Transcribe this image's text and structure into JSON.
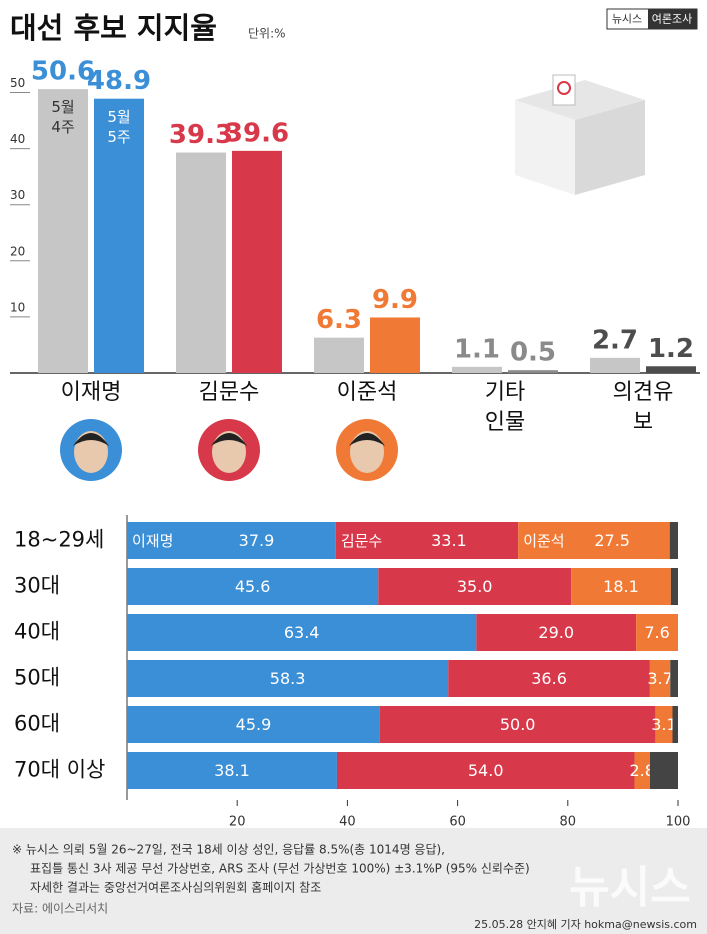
{
  "header": {
    "title": "대선 후보 지지율",
    "unit": "단위:%",
    "brand": "뉴시스",
    "brand_tag": "여론조사"
  },
  "chart_data": [
    {
      "type": "bar",
      "categories": [
        "이재명",
        "김문수",
        "이준석",
        "기타\n인물",
        "의견유보"
      ],
      "colors": [
        "#3a8fd7",
        "#d7384a",
        "#f07a35",
        "#8a8a8a",
        "#4d4d4d"
      ],
      "series": [
        {
          "name": "5월\n4주",
          "color": "#c6c6c6",
          "values": [
            50.6,
            39.3,
            6.3,
            1.1,
            2.7
          ]
        },
        {
          "name": "5월\n5주",
          "values": [
            48.9,
            39.6,
            9.9,
            0.5,
            1.2
          ]
        }
      ],
      "ylim": [
        0,
        56
      ],
      "yticks": [
        10,
        20,
        30,
        40,
        50
      ]
    },
    {
      "type": "stacked_barh",
      "categories": [
        "18~29세",
        "30대",
        "40대",
        "50대",
        "60대",
        "70대 이상"
      ],
      "series": [
        {
          "name": "이재명",
          "color": "#3a8fd7",
          "values": [
            37.9,
            45.6,
            63.4,
            58.3,
            45.9,
            38.1
          ]
        },
        {
          "name": "김문수",
          "color": "#d7384a",
          "values": [
            33.1,
            35.0,
            29.0,
            36.6,
            50.0,
            54.0
          ],
          "value_labels": [
            "33.1",
            "35.0",
            "29.0",
            "36.6",
            "50.0",
            "54.0"
          ]
        },
        {
          "name": "이준석",
          "color": "#f07a35",
          "values": [
            27.5,
            18.1,
            7.6,
            3.7,
            3.1,
            2.8
          ]
        },
        {
          "color": "#444444",
          "values": [
            1.5,
            1.3,
            0,
            1.4,
            1.0,
            5.1
          ]
        }
      ],
      "xlim": [
        0,
        100
      ],
      "xticks": [
        20,
        40,
        60,
        80,
        100
      ]
    }
  ],
  "footer": {
    "notes": [
      "※ 뉴시스 의뢰 5월 26~27일, 전국 18세 이상 성인, 응답률 8.5%(총 1014명 응답),",
      "표집틀 통신 3사 제공 무선 가상번호, ARS 조사 (무선 가상번호 100%) ±3.1%P (95% 신뢰수준)",
      "자세한 결과는 중앙선거여론조사심의위원회 홈페이지 참조"
    ],
    "source": "자료: 에이스리서치",
    "credit": "25.05.28 안지혜 기자 hokma@newsis.com",
    "watermark": "뉴시스"
  }
}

################

Reproduce every entry word for word, but skip any pictures.

- Answer to this task
Transcribe this image's text and structure into JSON.
{
  "header": {
    "title": "대선 후보 지지율",
    "unit": "단위:%",
    "brand": "뉴시스",
    "brand_tag": "여론조사"
  },
  "chart_data": [
    {
      "type": "bar",
      "categories": [
        "이재명",
        "김문수",
        "이준석",
        "기타\n인물",
        "의견유보"
      ],
      "colors": [
        "#3a8fd7",
        "#d7384a",
        "#f07a35",
        "#8a8a8a",
        "#4d4d4d"
      ],
      "series": [
        {
          "name": "5월\n4주",
          "color": "#c6c6c6",
          "values": [
            50.6,
            39.3,
            6.3,
            1.1,
            2.7
          ]
        },
        {
          "name": "5월\n5주",
          "values": [
            48.9,
            39.6,
            9.9,
            0.5,
            1.2
          ]
        }
      ],
      "ylim": [
        0,
        56
      ],
      "yticks": [
        10,
        20,
        30,
        40,
        50
      ]
    },
    {
      "type": "stacked_barh",
      "categories": [
        "18~29세",
        "30대",
        "40대",
        "50대",
        "60대",
        "70대 이상"
      ],
      "series": [
        {
          "name": "이재명",
          "color": "#3a8fd7",
          "values": [
            37.9,
            45.6,
            63.4,
            58.3,
            45.9,
            38.1
          ]
        },
        {
          "name": "김문수",
          "color": "#d7384a",
          "values": [
            33.1,
            35.0,
            29.0,
            36.6,
            50.0,
            54.0
          ],
          "value_labels": [
            "33.1",
            "35.0",
            "29.0",
            "36.6",
            "50.0",
            "54.0"
          ]
        },
        {
          "name": "이준석",
          "color": "#f07a35",
          "values": [
            27.5,
            18.1,
            7.6,
            3.7,
            3.1,
            2.8
          ]
        },
        {
          "color": "#444444",
          "values": [
            1.5,
            1.3,
            0,
            1.4,
            1.0,
            5.1
          ]
        }
      ],
      "xlim": [
        0,
        100
      ],
      "xticks": [
        20,
        40,
        60,
        80,
        100
      ]
    }
  ],
  "footer": {
    "notes": [
      "※ 뉴시스 의뢰 5월 26~27일, 전국 18세 이상 성인, 응답률 8.5%(총 1014명 응답),",
      "표집틀 통신 3사 제공 무선 가상번호, ARS 조사 (무선 가상번호 100%) ±3.1%P (95% 신뢰수준)",
      "자세한 결과는 중앙선거여론조사심의위원회 홈페이지 참조"
    ],
    "source": "자료: 에이스리서치",
    "credit": "25.05.28 안지혜 기자 hokma@newsis.com",
    "watermark": "뉴시스"
  }
}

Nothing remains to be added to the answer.